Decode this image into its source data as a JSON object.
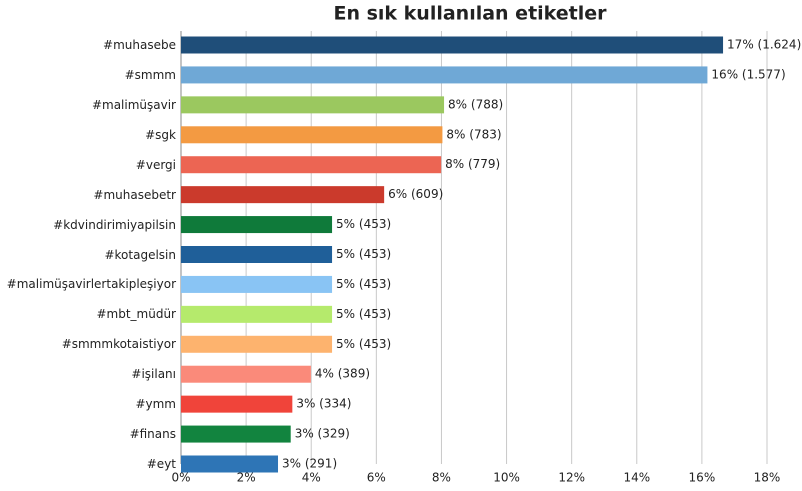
{
  "chart_data": {
    "type": "bar",
    "orientation": "horizontal",
    "title": "En sık kullanılan etiketler",
    "categories": [
      "#muhasebe",
      "#smmm",
      "#malimüşavir",
      "#sgk",
      "#vergi",
      "#muhasebetr",
      "#kdvindirimiyapilsin",
      "#kotagelsin",
      "#malimüşavirlertakipleşiyor",
      "#mbt_müdür",
      "#smmmkotaistiyor",
      "#işilanı",
      "#ymm",
      "#finans",
      "#eyt"
    ],
    "values": [
      16.65,
      16.17,
      8.08,
      8.03,
      7.99,
      6.24,
      4.64,
      4.64,
      4.64,
      4.64,
      4.64,
      3.99,
      3.42,
      3.37,
      2.98
    ],
    "value_labels": [
      "17% (1.624)",
      "16% (1.577)",
      "8% (788)",
      "8% (783)",
      "8% (779)",
      "6% (609)",
      "5% (453)",
      "5% (453)",
      "5% (453)",
      "5% (453)",
      "5% (453)",
      "4% (389)",
      "3% (334)",
      "3% (329)",
      "3% (291)"
    ],
    "colors": [
      "#1f4e79",
      "#6fa8d6",
      "#9bc85f",
      "#f39a42",
      "#ec6553",
      "#cb3a2c",
      "#0f7a3a",
      "#1f5f99",
      "#89c4f4",
      "#b5ea6c",
      "#fdb36e",
      "#fa8a7a",
      "#f0443a",
      "#12843f",
      "#2e75b6"
    ],
    "xlim": [
      0,
      18
    ],
    "xticks": [
      {
        "value": 0,
        "label": "0%"
      },
      {
        "value": 2,
        "label": "2%"
      },
      {
        "value": 4,
        "label": "4%"
      },
      {
        "value": 6,
        "label": "6%"
      },
      {
        "value": 8,
        "label": "8%"
      },
      {
        "value": 10,
        "label": "10%"
      },
      {
        "value": 12,
        "label": "12%"
      },
      {
        "value": 14,
        "label": "14%"
      },
      {
        "value": 16,
        "label": "16%"
      },
      {
        "value": 18,
        "label": "18%"
      }
    ],
    "grid": true
  }
}
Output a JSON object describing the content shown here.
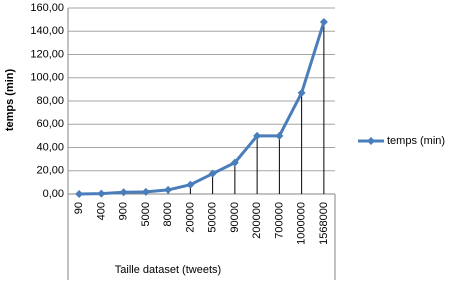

- Your objective: All records must be output exactly as they are, except for the pictures, which are left out.

- Finished exercise:
Decode this image into its source data as a JSON object.
{
  "chart_data": {
    "type": "bar",
    "orientation": "horizontal",
    "title": "En sık kullanılan etiketler",
    "categories": [
      "#muhasebe",
      "#smmm",
      "#malimüşavir",
      "#sgk",
      "#vergi",
      "#muhasebetr",
      "#kdvindirimiyapilsin",
      "#kotagelsin",
      "#malimüşavirlertakipleşiyor",
      "#mbt_müdür",
      "#smmmkotaistiyor",
      "#işilanı",
      "#ymm",
      "#finans",
      "#eyt"
    ],
    "values": [
      16.65,
      16.17,
      8.08,
      8.03,
      7.99,
      6.24,
      4.64,
      4.64,
      4.64,
      4.64,
      4.64,
      3.99,
      3.42,
      3.37,
      2.98
    ],
    "value_labels": [
      "17% (1.624)",
      "16% (1.577)",
      "8% (788)",
      "8% (783)",
      "8% (779)",
      "6% (609)",
      "5% (453)",
      "5% (453)",
      "5% (453)",
      "5% (453)",
      "5% (453)",
      "4% (389)",
      "3% (334)",
      "3% (329)",
      "3% (291)"
    ],
    "colors": [
      "#1f4e79",
      "#6fa8d6",
      "#9bc85f",
      "#f39a42",
      "#ec6553",
      "#cb3a2c",
      "#0f7a3a",
      "#1f5f99",
      "#89c4f4",
      "#b5ea6c",
      "#fdb36e",
      "#fa8a7a",
      "#f0443a",
      "#12843f",
      "#2e75b6"
    ],
    "xlim": [
      0,
      18
    ],
    "xticks": [
      {
        "value": 0,
        "label": "0%"
      },
      {
        "value": 2,
        "label": "2%"
      },
      {
        "value": 4,
        "label": "4%"
      },
      {
        "value": 6,
        "label": "6%"
      },
      {
        "value": 8,
        "label": "8%"
      },
      {
        "value": 10,
        "label": "10%"
      },
      {
        "value": 12,
        "label": "12%"
      },
      {
        "value": 14,
        "label": "14%"
      },
      {
        "value": 16,
        "label": "16%"
      },
      {
        "value": 18,
        "label": "18%"
      }
    ],
    "grid": true
  }
}
Output a JSON object describing the content shown here.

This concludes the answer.